Material for this exercise:

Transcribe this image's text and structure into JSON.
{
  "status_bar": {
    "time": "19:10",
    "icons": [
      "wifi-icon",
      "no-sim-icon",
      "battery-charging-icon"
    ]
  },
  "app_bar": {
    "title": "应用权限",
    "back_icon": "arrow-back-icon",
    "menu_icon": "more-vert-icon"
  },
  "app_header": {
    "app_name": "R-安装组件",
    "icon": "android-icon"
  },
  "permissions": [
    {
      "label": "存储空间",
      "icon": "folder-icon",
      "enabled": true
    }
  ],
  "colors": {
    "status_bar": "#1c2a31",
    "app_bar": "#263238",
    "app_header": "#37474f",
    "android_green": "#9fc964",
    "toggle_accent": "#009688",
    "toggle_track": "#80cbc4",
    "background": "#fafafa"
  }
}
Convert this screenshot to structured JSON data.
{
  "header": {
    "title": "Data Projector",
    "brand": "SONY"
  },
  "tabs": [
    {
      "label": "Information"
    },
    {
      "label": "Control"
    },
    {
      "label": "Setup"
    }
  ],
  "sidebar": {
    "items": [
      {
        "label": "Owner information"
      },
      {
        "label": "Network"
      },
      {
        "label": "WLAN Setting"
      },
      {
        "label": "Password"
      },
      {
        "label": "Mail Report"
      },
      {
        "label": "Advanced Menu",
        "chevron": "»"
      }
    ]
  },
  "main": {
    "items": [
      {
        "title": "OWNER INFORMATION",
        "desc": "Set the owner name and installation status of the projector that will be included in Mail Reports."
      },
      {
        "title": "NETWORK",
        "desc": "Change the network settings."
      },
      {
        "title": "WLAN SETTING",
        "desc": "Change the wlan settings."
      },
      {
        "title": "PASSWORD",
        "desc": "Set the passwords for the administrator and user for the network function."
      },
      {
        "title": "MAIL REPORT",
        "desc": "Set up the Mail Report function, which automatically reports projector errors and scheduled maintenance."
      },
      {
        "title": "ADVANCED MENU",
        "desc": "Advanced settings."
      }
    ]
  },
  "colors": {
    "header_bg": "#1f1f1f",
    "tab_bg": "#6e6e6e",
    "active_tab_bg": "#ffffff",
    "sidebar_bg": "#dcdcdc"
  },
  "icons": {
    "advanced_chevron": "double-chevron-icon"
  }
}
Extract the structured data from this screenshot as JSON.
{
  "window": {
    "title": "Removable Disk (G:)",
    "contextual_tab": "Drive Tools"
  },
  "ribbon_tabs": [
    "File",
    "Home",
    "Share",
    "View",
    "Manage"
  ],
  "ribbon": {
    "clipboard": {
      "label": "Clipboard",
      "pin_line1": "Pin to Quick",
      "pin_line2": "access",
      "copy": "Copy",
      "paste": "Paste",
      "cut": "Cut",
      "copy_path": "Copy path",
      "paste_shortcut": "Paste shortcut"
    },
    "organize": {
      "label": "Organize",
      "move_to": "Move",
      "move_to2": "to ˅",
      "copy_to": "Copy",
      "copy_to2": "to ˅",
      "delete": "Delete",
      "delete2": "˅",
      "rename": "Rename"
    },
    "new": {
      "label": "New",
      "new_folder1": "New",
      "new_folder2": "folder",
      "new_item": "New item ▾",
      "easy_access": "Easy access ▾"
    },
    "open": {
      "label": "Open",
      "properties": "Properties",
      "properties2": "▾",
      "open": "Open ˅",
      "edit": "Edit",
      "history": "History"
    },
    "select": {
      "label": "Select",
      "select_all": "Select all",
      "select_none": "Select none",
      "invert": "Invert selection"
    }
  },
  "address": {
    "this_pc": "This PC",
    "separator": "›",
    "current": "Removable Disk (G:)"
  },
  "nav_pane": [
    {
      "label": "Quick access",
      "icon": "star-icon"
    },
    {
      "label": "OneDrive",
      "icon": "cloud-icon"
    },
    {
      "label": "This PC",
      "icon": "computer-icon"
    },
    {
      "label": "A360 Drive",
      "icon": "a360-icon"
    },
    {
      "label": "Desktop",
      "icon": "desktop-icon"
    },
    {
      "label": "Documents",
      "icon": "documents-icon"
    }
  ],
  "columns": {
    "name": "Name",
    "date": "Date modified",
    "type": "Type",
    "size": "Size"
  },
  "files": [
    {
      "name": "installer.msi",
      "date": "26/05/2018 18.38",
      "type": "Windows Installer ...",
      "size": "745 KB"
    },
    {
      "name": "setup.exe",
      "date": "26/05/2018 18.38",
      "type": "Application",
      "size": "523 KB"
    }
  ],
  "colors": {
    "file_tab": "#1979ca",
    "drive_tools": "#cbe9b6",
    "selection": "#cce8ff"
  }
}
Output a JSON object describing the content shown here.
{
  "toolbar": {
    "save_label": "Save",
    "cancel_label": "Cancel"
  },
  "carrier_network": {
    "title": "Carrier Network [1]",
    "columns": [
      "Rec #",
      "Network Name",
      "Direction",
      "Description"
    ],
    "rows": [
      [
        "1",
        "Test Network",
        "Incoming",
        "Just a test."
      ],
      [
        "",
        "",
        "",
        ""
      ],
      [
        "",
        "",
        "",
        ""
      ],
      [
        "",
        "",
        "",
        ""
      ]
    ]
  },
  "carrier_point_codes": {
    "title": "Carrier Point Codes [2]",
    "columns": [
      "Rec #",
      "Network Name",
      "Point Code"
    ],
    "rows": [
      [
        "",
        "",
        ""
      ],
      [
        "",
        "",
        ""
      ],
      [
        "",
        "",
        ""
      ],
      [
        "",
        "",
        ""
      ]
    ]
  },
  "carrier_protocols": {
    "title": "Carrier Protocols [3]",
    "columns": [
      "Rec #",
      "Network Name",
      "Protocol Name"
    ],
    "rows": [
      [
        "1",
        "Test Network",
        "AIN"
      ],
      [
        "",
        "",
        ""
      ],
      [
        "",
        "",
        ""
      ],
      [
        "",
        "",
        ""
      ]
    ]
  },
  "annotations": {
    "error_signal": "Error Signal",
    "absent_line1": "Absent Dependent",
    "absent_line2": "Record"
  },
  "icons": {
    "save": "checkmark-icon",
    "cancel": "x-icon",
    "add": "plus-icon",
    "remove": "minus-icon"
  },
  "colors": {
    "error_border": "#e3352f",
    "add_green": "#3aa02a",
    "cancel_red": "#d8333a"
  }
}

Exercise: From the records above, please extract every line and repeat it exactly.

The response:
Transcribe this image's text and structure into JSON.
{
  "status_bar": {
    "time": "19:10",
    "icons": [
      "wifi-icon",
      "no-sim-icon",
      "battery-charging-icon"
    ]
  },
  "app_bar": {
    "title": "应用权限",
    "back_icon": "arrow-back-icon",
    "menu_icon": "more-vert-icon"
  },
  "app_header": {
    "app_name": "R-安装组件",
    "icon": "android-icon"
  },
  "permissions": [
    {
      "label": "存储空间",
      "icon": "folder-icon",
      "enabled": true
    }
  ],
  "colors": {
    "status_bar": "#1c2a31",
    "app_bar": "#263238",
    "app_header": "#37474f",
    "android_green": "#9fc964",
    "toggle_accent": "#009688",
    "toggle_track": "#80cbc4",
    "background": "#fafafa"
  }
}
Convert this screenshot to structured JSON data.
{
  "header": {
    "title": "Data Projector",
    "brand": "SONY"
  },
  "tabs": [
    {
      "label": "Information"
    },
    {
      "label": "Control"
    },
    {
      "label": "Setup"
    }
  ],
  "sidebar": {
    "items": [
      {
        "label": "Owner information"
      },
      {
        "label": "Network"
      },
      {
        "label": "WLAN Setting"
      },
      {
        "label": "Password"
      },
      {
        "label": "Mail Report"
      },
      {
        "label": "Advanced Menu",
        "chevron": "»"
      }
    ]
  },
  "main": {
    "items": [
      {
        "title": "OWNER INFORMATION",
        "desc": "Set the owner name and installation status of the projector that will be included in Mail Reports."
      },
      {
        "title": "NETWORK",
        "desc": "Change the network settings."
      },
      {
        "title": "WLAN SETTING",
        "desc": "Change the wlan settings."
      },
      {
        "title": "PASSWORD",
        "desc": "Set the passwords for the administrator and user for the network function."
      },
      {
        "title": "MAIL REPORT",
        "desc": "Set up the Mail Report function, which automatically reports projector errors and scheduled maintenance."
      },
      {
        "title": "ADVANCED MENU",
        "desc": "Advanced settings."
      }
    ]
  },
  "colors": {
    "header_bg": "#1f1f1f",
    "tab_bg": "#6e6e6e",
    "active_tab_bg": "#ffffff",
    "sidebar_bg": "#dcdcdc"
  },
  "icons": {
    "advanced_chevron": "double-chevron-icon"
  }
}
Extract the structured data from this screenshot as JSON.
{
  "window": {
    "title": "Removable Disk (G:)",
    "contextual_tab": "Drive Tools"
  },
  "ribbon_tabs": [
    "File",
    "Home",
    "Share",
    "View",
    "Manage"
  ],
  "ribbon": {
    "clipboard": {
      "label": "Clipboard",
      "pin_line1": "Pin to Quick",
      "pin_line2": "access",
      "copy": "Copy",
      "paste": "Paste",
      "cut": "Cut",
      "copy_path": "Copy path",
      "paste_shortcut": "Paste shortcut"
    },
    "organize": {
      "label": "Organize",
      "move_to": "Move",
      "move_to2": "to ˅",
      "copy_to": "Copy",
      "copy_to2": "to ˅",
      "delete": "Delete",
      "delete2": "˅",
      "rename": "Rename"
    },
    "new": {
      "label": "New",
      "new_folder1": "New",
      "new_folder2": "folder",
      "new_item": "New item ▾",
      "easy_access": "Easy access ▾"
    },
    "open": {
      "label": "Open",
      "properties": "Properties",
      "properties2": "▾",
      "open": "Open ˅",
      "edit": "Edit",
      "history": "History"
    },
    "select": {
      "label": "Select",
      "select_all": "Select all",
      "select_none": "Select none",
      "invert": "Invert selection"
    }
  },
  "address": {
    "this_pc": "This PC",
    "separator": "›",
    "current": "Removable Disk (G:)"
  },
  "nav_pane": [
    {
      "label": "Quick access",
      "icon": "star-icon"
    },
    {
      "label": "OneDrive",
      "icon": "cloud-icon"
    },
    {
      "label": "This PC",
      "icon": "computer-icon"
    },
    {
      "label": "A360 Drive",
      "icon": "a360-icon"
    },
    {
      "label": "Desktop",
      "icon": "desktop-icon"
    },
    {
      "label": "Documents",
      "icon": "documents-icon"
    }
  ],
  "columns": {
    "name": "Name",
    "date": "Date modified",
    "type": "Type",
    "size": "Size"
  },
  "files": [
    {
      "name": "installer.msi",
      "date": "26/05/2018 18.38",
      "type": "Windows Installer ...",
      "size": "745 KB"
    },
    {
      "name": "setup.exe",
      "date": "26/05/2018 18.38",
      "type": "Application",
      "size": "523 KB"
    }
  ],
  "colors": {
    "file_tab": "#1979ca",
    "drive_tools": "#cbe9b6",
    "selection": "#cce8ff"
  }
}
Output a JSON object describing the content shown here.
{
  "toolbar": {
    "save_label": "Save",
    "cancel_label": "Cancel"
  },
  "carrier_network": {
    "title": "Carrier Network [1]",
    "columns": [
      "Rec #",
      "Network Name",
      "Direction",
      "Description"
    ],
    "rows": [
      [
        "1",
        "Test Network",
        "Incoming",
        "Just a test."
      ],
      [
        "",
        "",
        "",
        ""
      ],
      [
        "",
        "",
        "",
        ""
      ],
      [
        "",
        "",
        "",
        ""
      ]
    ]
  },
  "carrier_point_codes": {
    "title": "Carrier Point Codes [2]",
    "columns": [
      "Rec #",
      "Network Name",
      "Point Code"
    ],
    "rows": [
      [
        "",
        "",
        ""
      ],
      [
        "",
        "",
        ""
      ],
      [
        "",
        "",
        ""
      ],
      [
        "",
        "",
        ""
      ]
    ]
  },
  "carrier_protocols": {
    "title": "Carrier Protocols [3]",
    "columns": [
      "Rec #",
      "Network Name",
      "Protocol Name"
    ],
    "rows": [
      [
        "1",
        "Test Network",
        "AIN"
      ],
      [
        "",
        "",
        ""
      ],
      [
        "",
        "",
        ""
      ],
      [
        "",
        "",
        ""
      ]
    ]
  },
  "annotations": {
    "error_signal": "Error Signal",
    "absent_line1": "Absent Dependent",
    "absent_line2": "Record"
  },
  "icons": {
    "save": "checkmark-icon",
    "cancel": "x-icon",
    "add": "plus-icon",
    "remove": "minus-icon"
  },
  "colors": {
    "error_border": "#e3352f",
    "add_green": "#3aa02a",
    "cancel_red": "#d8333a"
  }
}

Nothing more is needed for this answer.